Given problem
Read the records and gather each line that includes "JSON".

The data
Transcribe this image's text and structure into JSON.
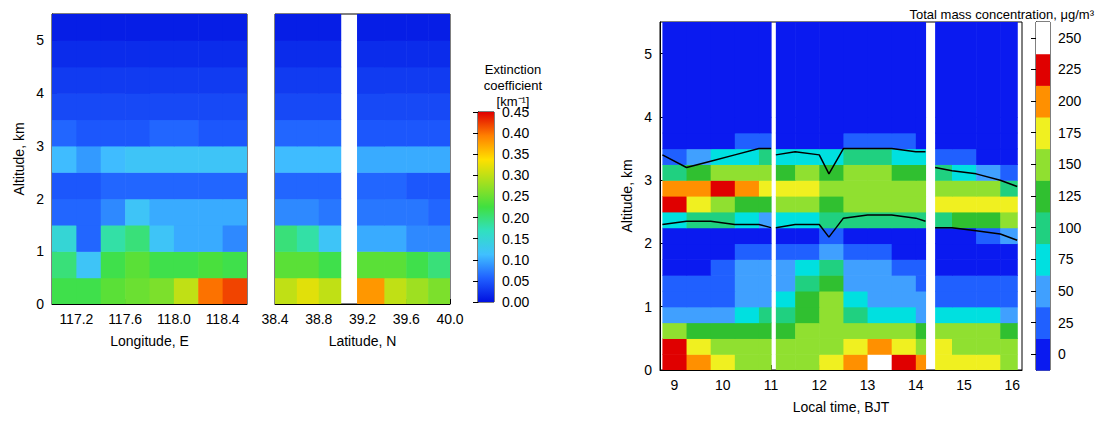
{
  "chart_data": [
    {
      "type": "heatmap",
      "y_label": "Altitude, km",
      "ylim": [
        0,
        5.5
      ],
      "yticks": [
        0,
        1,
        2,
        3,
        4,
        5
      ],
      "y_edges": [
        0,
        0.5,
        1,
        1.5,
        2,
        2.5,
        3,
        3.5,
        4,
        4.5,
        5,
        5.5
      ],
      "panels": [
        {
          "x_label": "Longitude, E",
          "xlim": [
            117.0,
            118.6
          ],
          "xticks": [
            117.2,
            117.6,
            {
              "value": 118.0,
              "label": "118.0"
            },
            118.4
          ],
          "x_edges": [
            117.0,
            117.2,
            117.4,
            117.6,
            117.8,
            118.0,
            118.2,
            118.4,
            118.6
          ],
          "cells": [
            [
              0.22,
              0.22,
              0.24,
              0.25,
              0.26,
              0.3,
              0.4,
              0.42
            ],
            [
              0.2,
              0.12,
              0.22,
              0.24,
              0.22,
              0.22,
              0.23,
              0.22
            ],
            [
              0.15,
              0.06,
              0.18,
              0.2,
              0.12,
              0.1,
              0.1,
              0.08
            ],
            [
              0.06,
              0.06,
              0.08,
              0.12,
              0.1,
              0.1,
              0.1,
              0.1
            ],
            [
              0.05,
              0.05,
              0.06,
              0.06,
              0.06,
              0.06,
              0.06,
              0.06
            ],
            [
              0.11,
              0.09,
              0.11,
              0.12,
              0.12,
              0.12,
              0.12,
              0.12
            ],
            [
              0.06,
              0.05,
              0.05,
              0.05,
              0.06,
              0.06,
              0.05,
              0.05
            ],
            [
              0.04,
              0.04,
              0.04,
              0.04,
              0.04,
              0.04,
              0.04,
              0.04
            ],
            [
              0.03,
              0.03,
              0.03,
              0.03,
              0.03,
              0.03,
              0.03,
              0.03
            ],
            [
              0.02,
              0.02,
              0.02,
              0.02,
              0.02,
              0.02,
              0.02,
              0.02
            ],
            [
              0.01,
              0.01,
              0.01,
              0.01,
              0.01,
              0.01,
              0.01,
              0.01
            ]
          ]
        },
        {
          "x_label": "Latitude, N",
          "xlim": [
            38.4,
            40.0
          ],
          "xticks": [
            38.4,
            38.8,
            39.2,
            39.6,
            {
              "value": 40.0,
              "label": "40.0"
            }
          ],
          "x_edges": [
            38.4,
            38.6,
            38.8,
            39.0,
            39.15,
            39.4,
            39.6,
            39.8,
            40.0
          ],
          "cells": [
            [
              0.3,
              0.32,
              0.3,
              null,
              0.38,
              0.3,
              0.28,
              0.26
            ],
            [
              0.24,
              0.24,
              0.22,
              null,
              0.24,
              0.24,
              0.22,
              0.2
            ],
            [
              0.2,
              0.18,
              0.12,
              null,
              0.1,
              0.1,
              0.08,
              0.08
            ],
            [
              0.08,
              0.08,
              0.07,
              null,
              0.07,
              0.07,
              0.07,
              0.06
            ],
            [
              0.06,
              0.06,
              0.06,
              null,
              0.06,
              0.06,
              0.05,
              0.05
            ],
            [
              0.11,
              0.11,
              0.11,
              null,
              0.1,
              0.1,
              0.1,
              0.1
            ],
            [
              0.06,
              0.06,
              0.06,
              null,
              0.05,
              0.05,
              0.05,
              0.05
            ],
            [
              0.04,
              0.04,
              0.04,
              null,
              0.04,
              0.04,
              0.04,
              0.04
            ],
            [
              0.03,
              0.03,
              0.03,
              null,
              0.03,
              0.03,
              0.03,
              0.03
            ],
            [
              0.02,
              0.02,
              0.02,
              null,
              0.02,
              0.02,
              0.02,
              0.02
            ],
            [
              0.01,
              0.01,
              0.01,
              null,
              0.01,
              0.01,
              0.01,
              0.01
            ]
          ]
        }
      ],
      "colorbar": {
        "title": "Extinction coefficient [km⁻¹]",
        "range": [
          0,
          0.45
        ],
        "ticks": [
          {
            "value": 0,
            "label": "0.00"
          },
          {
            "value": 0.05,
            "label": "0.05"
          },
          {
            "value": 0.1,
            "label": "0.10"
          },
          {
            "value": 0.15,
            "label": "0.15"
          },
          {
            "value": 0.2,
            "label": "0.20"
          },
          {
            "value": 0.25,
            "label": "0.25"
          },
          {
            "value": 0.3,
            "label": "0.30"
          },
          {
            "value": 0.35,
            "label": "0.35"
          },
          {
            "value": 0.4,
            "label": "0.40"
          },
          {
            "value": 0.45,
            "label": "0.45"
          }
        ]
      }
    },
    {
      "type": "heatmap",
      "x_label": "Local time, BJT",
      "y_label": "Altitude, km",
      "xlim": [
        8.7,
        16.2
      ],
      "xticks": [
        9,
        10,
        11,
        12,
        13,
        14,
        15,
        16
      ],
      "ylim": [
        0,
        5.5
      ],
      "yticks": [
        0,
        1,
        2,
        3,
        4,
        5
      ],
      "x_edges": [
        8.75,
        9.25,
        9.75,
        10.25,
        10.75,
        11.0,
        11.1,
        11.5,
        12.0,
        12.5,
        13.0,
        13.5,
        14.0,
        14.2,
        14.4,
        14.75,
        15.25,
        15.75,
        16.1
      ],
      "y_edges": [
        0,
        0.25,
        0.5,
        0.75,
        1,
        1.25,
        1.5,
        1.75,
        2,
        2.25,
        2.5,
        2.75,
        3,
        3.25,
        3.5,
        3.75,
        4,
        5.5
      ],
      "cells": [
        [
          225,
          200,
          175,
          150,
          150,
          null,
          150,
          150,
          175,
          200,
          250,
          225,
          200,
          null,
          175,
          175,
          175,
          150
        ],
        [
          225,
          175,
          150,
          150,
          150,
          null,
          150,
          150,
          150,
          175,
          200,
          175,
          150,
          null,
          175,
          150,
          150,
          150
        ],
        [
          150,
          125,
          125,
          125,
          125,
          null,
          125,
          150,
          150,
          150,
          150,
          150,
          125,
          null,
          150,
          150,
          150,
          125
        ],
        [
          50,
          50,
          50,
          75,
          100,
          null,
          100,
          125,
          150,
          100,
          75,
          75,
          50,
          null,
          75,
          75,
          75,
          50
        ],
        [
          25,
          25,
          25,
          50,
          50,
          null,
          75,
          125,
          150,
          75,
          50,
          50,
          50,
          null,
          25,
          25,
          25,
          25
        ],
        [
          25,
          25,
          25,
          50,
          50,
          null,
          50,
          100,
          125,
          50,
          50,
          50,
          25,
          null,
          25,
          25,
          25,
          25
        ],
        [
          0,
          0,
          25,
          50,
          50,
          null,
          50,
          75,
          100,
          50,
          50,
          25,
          25,
          null,
          0,
          0,
          0,
          0
        ],
        [
          0,
          0,
          0,
          25,
          25,
          null,
          25,
          25,
          50,
          25,
          25,
          0,
          0,
          null,
          0,
          0,
          0,
          0
        ],
        [
          0,
          0,
          0,
          0,
          0,
          null,
          0,
          0,
          25,
          0,
          0,
          0,
          0,
          null,
          0,
          0,
          25,
          50
        ],
        [
          75,
          100,
          100,
          75,
          50,
          null,
          75,
          75,
          100,
          100,
          100,
          100,
          100,
          null,
          100,
          125,
          125,
          150
        ],
        [
          225,
          175,
          150,
          125,
          125,
          null,
          150,
          150,
          125,
          150,
          150,
          150,
          150,
          null,
          175,
          175,
          175,
          175
        ],
        [
          200,
          200,
          225,
          200,
          175,
          null,
          175,
          175,
          150,
          150,
          150,
          150,
          150,
          null,
          150,
          150,
          150,
          100
        ],
        [
          100,
          125,
          150,
          150,
          150,
          null,
          125,
          150,
          125,
          150,
          150,
          125,
          125,
          null,
          100,
          75,
          50,
          25
        ],
        [
          25,
          50,
          75,
          75,
          100,
          null,
          75,
          75,
          75,
          100,
          100,
          75,
          75,
          null,
          25,
          25,
          0,
          0
        ],
        [
          0,
          0,
          0,
          25,
          25,
          null,
          0,
          0,
          0,
          25,
          25,
          25,
          0,
          null,
          0,
          0,
          0,
          0
        ],
        [
          0,
          0,
          0,
          0,
          0,
          null,
          0,
          0,
          0,
          0,
          0,
          0,
          0,
          null,
          0,
          0,
          0,
          0
        ],
        [
          0,
          0,
          0,
          0,
          0,
          null,
          0,
          0,
          0,
          0,
          0,
          0,
          0,
          null,
          0,
          0,
          0,
          0
        ]
      ],
      "layer_top": {
        "x": [
          8.75,
          9.25,
          9.75,
          10.25,
          10.75,
          11.0,
          11.05,
          11.1,
          11.5,
          12.0,
          12.2,
          12.5,
          13.0,
          13.5,
          14.0,
          14.2,
          14.3,
          14.4,
          14.75,
          15.25,
          15.75,
          16.1
        ],
        "values": [
          3.4,
          3.2,
          3.3,
          3.4,
          3.5,
          3.5,
          null,
          3.4,
          3.45,
          3.4,
          3.1,
          3.5,
          3.5,
          3.5,
          3.45,
          3.45,
          null,
          3.2,
          3.15,
          3.1,
          3.0,
          2.9
        ]
      },
      "layer_base": {
        "x": [
          8.75,
          9.25,
          9.75,
          10.25,
          10.75,
          11.0,
          11.05,
          11.1,
          11.5,
          12.0,
          12.2,
          12.5,
          13.0,
          13.5,
          14.0,
          14.2,
          14.3,
          14.4,
          14.75,
          15.25,
          15.75,
          16.1
        ],
        "values": [
          2.3,
          2.35,
          2.35,
          2.3,
          2.3,
          2.25,
          null,
          2.25,
          2.3,
          2.3,
          2.1,
          2.4,
          2.45,
          2.45,
          2.4,
          2.35,
          null,
          2.25,
          2.25,
          2.2,
          2.15,
          2.05
        ]
      },
      "colorbar": {
        "title": "Total mass concentration, μg/m³",
        "range": [
          -12.5,
          262.5
        ],
        "ticks": [
          0,
          25,
          50,
          75,
          100,
          125,
          150,
          175,
          200,
          225,
          250
        ]
      }
    }
  ]
}
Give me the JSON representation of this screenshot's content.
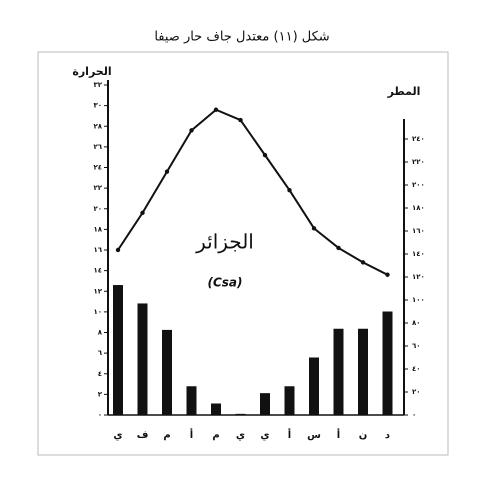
{
  "chart_data": {
    "type": "combo",
    "title": "شكل (١١) معتدل جاف حار صيفا",
    "y_label": "الحرارة",
    "y2_label": "المطر",
    "annotations": [
      "الجزائر",
      "(Csa)"
    ],
    "categories": [
      "ي",
      "ف",
      "م",
      "أ",
      "م",
      "ي",
      "ي",
      "أ",
      "س",
      "أ",
      "ن",
      "د"
    ],
    "series": [
      {
        "name": "الحرارة",
        "type": "line",
        "color": "#111111",
        "values": [
          16.0,
          19.6,
          23.6,
          27.6,
          29.6,
          28.6,
          25.2,
          21.8,
          18.1,
          16.2,
          14.8,
          13.6
        ]
      },
      {
        "name": "المطر",
        "type": "bar",
        "axis": "y2",
        "color": "#111111",
        "values": [
          113,
          97,
          74,
          25,
          10,
          1,
          19,
          25,
          50,
          75,
          75,
          90
        ]
      }
    ],
    "ylim": [
      0,
      32
    ],
    "yticks": [
      {
        "value": 0,
        "label": "٠"
      },
      {
        "value": 2,
        "label": "٢"
      },
      {
        "value": 4,
        "label": "٤"
      },
      {
        "value": 6,
        "label": "٦"
      },
      {
        "value": 8,
        "label": "٨"
      },
      {
        "value": 10,
        "label": "١٠"
      },
      {
        "value": 12,
        "label": "١٢"
      },
      {
        "value": 14,
        "label": "١٤"
      },
      {
        "value": 16,
        "label": "١٦"
      },
      {
        "value": 18,
        "label": "١٨"
      },
      {
        "value": 20,
        "label": "٢٠"
      },
      {
        "value": 22,
        "label": "٢٢"
      },
      {
        "value": 24,
        "label": "٢٤"
      },
      {
        "value": 26,
        "label": "٢٦"
      },
      {
        "value": 28,
        "label": "٢٨"
      },
      {
        "value": 30,
        "label": "٣٠"
      },
      {
        "value": 32,
        "label": "٣٢"
      }
    ],
    "y2lim": [
      0,
      240
    ],
    "y2ticks": [
      {
        "value": 0,
        "label": "٠"
      },
      {
        "value": 20,
        "label": "٢٠"
      },
      {
        "value": 40,
        "label": "٤٠"
      },
      {
        "value": 60,
        "label": "٦٠"
      },
      {
        "value": 80,
        "label": "٨٠"
      },
      {
        "value": 100,
        "label": "١٠٠"
      },
      {
        "value": 120,
        "label": "١٢٠"
      },
      {
        "value": 140,
        "label": "١٤٠"
      },
      {
        "value": 160,
        "label": "١٦٠"
      },
      {
        "value": 180,
        "label": "١٨٠"
      },
      {
        "value": 200,
        "label": "٢٠٠"
      },
      {
        "value": 220,
        "label": "٢٢٠"
      },
      {
        "value": 240,
        "label": "٢٤٠"
      }
    ]
  }
}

Output
Transcribe this image's text and structure into JSON.
Give me the JSON representation of this screenshot's content.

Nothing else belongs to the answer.